» Description of the task
Reproduce the entire listing word for word.

■ ■ ■

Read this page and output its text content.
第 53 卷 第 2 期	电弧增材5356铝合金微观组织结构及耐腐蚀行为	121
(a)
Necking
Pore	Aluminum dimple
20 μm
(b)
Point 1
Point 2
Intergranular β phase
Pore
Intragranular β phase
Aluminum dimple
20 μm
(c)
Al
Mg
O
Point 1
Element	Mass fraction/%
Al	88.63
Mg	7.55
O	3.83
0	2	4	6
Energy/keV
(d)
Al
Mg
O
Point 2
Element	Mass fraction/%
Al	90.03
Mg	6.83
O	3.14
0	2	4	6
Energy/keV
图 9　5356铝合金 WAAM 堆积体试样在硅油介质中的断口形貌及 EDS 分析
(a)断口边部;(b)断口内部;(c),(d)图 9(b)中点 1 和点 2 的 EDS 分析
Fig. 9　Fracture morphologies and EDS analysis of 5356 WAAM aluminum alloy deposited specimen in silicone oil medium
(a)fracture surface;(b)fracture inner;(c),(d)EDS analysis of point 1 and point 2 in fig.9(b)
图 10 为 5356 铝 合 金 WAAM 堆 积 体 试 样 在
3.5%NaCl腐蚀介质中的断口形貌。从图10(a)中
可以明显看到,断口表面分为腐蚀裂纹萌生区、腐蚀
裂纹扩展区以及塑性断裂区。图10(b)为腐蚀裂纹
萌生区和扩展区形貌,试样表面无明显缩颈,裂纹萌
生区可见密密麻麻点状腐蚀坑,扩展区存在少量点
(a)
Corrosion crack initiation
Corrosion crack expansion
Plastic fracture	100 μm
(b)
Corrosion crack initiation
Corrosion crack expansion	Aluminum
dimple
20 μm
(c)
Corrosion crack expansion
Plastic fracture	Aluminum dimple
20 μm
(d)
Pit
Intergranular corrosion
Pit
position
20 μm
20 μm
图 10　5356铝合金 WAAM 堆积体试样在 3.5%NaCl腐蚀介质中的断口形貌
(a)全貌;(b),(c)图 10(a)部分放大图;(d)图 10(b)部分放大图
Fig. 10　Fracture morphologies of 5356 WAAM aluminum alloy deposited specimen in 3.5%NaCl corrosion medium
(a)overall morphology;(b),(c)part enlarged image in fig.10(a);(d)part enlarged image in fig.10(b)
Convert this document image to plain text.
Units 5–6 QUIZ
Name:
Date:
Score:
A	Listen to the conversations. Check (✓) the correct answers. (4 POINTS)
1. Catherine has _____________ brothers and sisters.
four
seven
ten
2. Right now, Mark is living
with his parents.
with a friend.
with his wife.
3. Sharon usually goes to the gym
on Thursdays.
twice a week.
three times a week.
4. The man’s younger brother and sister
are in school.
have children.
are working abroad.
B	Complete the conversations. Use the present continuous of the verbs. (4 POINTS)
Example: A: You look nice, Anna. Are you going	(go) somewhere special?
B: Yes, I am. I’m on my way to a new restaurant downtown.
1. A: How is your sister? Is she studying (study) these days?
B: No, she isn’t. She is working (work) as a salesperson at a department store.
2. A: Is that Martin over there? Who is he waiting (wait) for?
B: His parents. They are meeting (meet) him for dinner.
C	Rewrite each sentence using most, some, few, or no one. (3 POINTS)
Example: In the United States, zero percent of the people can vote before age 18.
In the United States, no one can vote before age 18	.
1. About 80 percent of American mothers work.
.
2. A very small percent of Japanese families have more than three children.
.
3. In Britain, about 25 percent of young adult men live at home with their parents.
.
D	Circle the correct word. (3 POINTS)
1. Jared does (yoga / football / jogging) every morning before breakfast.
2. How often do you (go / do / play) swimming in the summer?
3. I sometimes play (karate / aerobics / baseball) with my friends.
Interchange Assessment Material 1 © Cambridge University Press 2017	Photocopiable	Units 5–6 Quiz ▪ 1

■ ■ ■

» Exercise solution
Read this page and output its text content.
第 53 卷 第 2 期	电弧增材5356铝合金微观组织结构及耐腐蚀行为	121
(a)
Necking
Pore	Aluminum dimple
20 μm
(b)
Point 1
Point 2
Intergranular β phase
Pore
Intragranular β phase
Aluminum dimple
20 μm
(c)
Al
Mg
O
Point 1
Element	Mass fraction/%
Al	88.63
Mg	7.55
O	3.83
0	2	4	6
Energy/keV
(d)
Al
Mg
O
Point 2
Element	Mass fraction/%
Al	90.03
Mg	6.83
O	3.14
0	2	4	6
Energy/keV
图 9　5356铝合金 WAAM 堆积体试样在硅油介质中的断口形貌及 EDS 分析
(a)断口边部;(b)断口内部;(c),(d)图 9(b)中点 1 和点 2 的 EDS 分析
Fig. 9　Fracture morphologies and EDS analysis of 5356 WAAM aluminum alloy deposited specimen in silicone oil medium
(a)fracture surface;(b)fracture inner;(c),(d)EDS analysis of point 1 and point 2 in fig.9(b)
图 10 为 5356 铝 合 金 WAAM 堆 积 体 试 样 在
3.5%NaCl腐蚀介质中的断口形貌。从图10(a)中
可以明显看到,断口表面分为腐蚀裂纹萌生区、腐蚀
裂纹扩展区以及塑性断裂区。图10(b)为腐蚀裂纹
萌生区和扩展区形貌,试样表面无明显缩颈,裂纹萌
生区可见密密麻麻点状腐蚀坑,扩展区存在少量点
(a)
Corrosion crack initiation
Corrosion crack expansion
Plastic fracture	100 μm
(b)
Corrosion crack initiation
Corrosion crack expansion	Aluminum
dimple
20 μm
(c)
Corrosion crack expansion
Plastic fracture	Aluminum dimple
20 μm
(d)
Pit
Intergranular corrosion
Pit
position
20 μm
20 μm
图 10　5356铝合金 WAAM 堆积体试样在 3.5%NaCl腐蚀介质中的断口形貌
(a)全貌;(b),(c)图 10(a)部分放大图;(d)图 10(b)部分放大图
Fig. 10　Fracture morphologies of 5356 WAAM aluminum alloy deposited specimen in 3.5%NaCl corrosion medium
(a)overall morphology;(b),(c)part enlarged image in fig.10(a);(d)part enlarged image in fig.10(b)
Convert this document image to plain text.
Units 5–6 QUIZ
Name:
Date:
Score:
A	Listen to the conversations. Check (✓) the correct answers. (4 POINTS)
1. Catherine has _____________ brothers and sisters.
four
seven
ten
2. Right now, Mark is living
with his parents.
with a friend.
with his wife.
3. Sharon usually goes to the gym
on Thursdays.
twice a week.
three times a week.
4. The man’s younger brother and sister
are in school.
have children.
are working abroad.
B	Complete the conversations. Use the present continuous of the verbs. (4 POINTS)
Example: A: You look nice, Anna. Are you going	(go) somewhere special?
B: Yes, I am. I’m on my way to a new restaurant downtown.
1. A: How is your sister? Is she studying (study) these days?
B: No, she isn’t. She is working (work) as a salesperson at a department store.
2. A: Is that Martin over there? Who is he waiting (wait) for?
B: His parents. They are meeting (meet) him for dinner.
C	Rewrite each sentence using most, some, few, or no one. (3 POINTS)
Example: In the United States, zero percent of the people can vote before age 18.
In the United States, no one can vote before age 18	.
1. About 80 percent of American mothers work.
.
2. A very small percent of Japanese families have more than three children.
.
3. In Britain, about 25 percent of young adult men live at home with their parents.
.
D	Circle the correct word. (3 POINTS)
1. Jared does (yoga / football / jogging) every morning before breakfast.
2. How often do you (go / do / play) swimming in the summer?
3. I sometimes play (karate / aerobics / baseball) with my friends.
Interchange Assessment Material 1 © Cambridge University Press 2017	Photocopiable	Units 5–6 Quiz ▪ 1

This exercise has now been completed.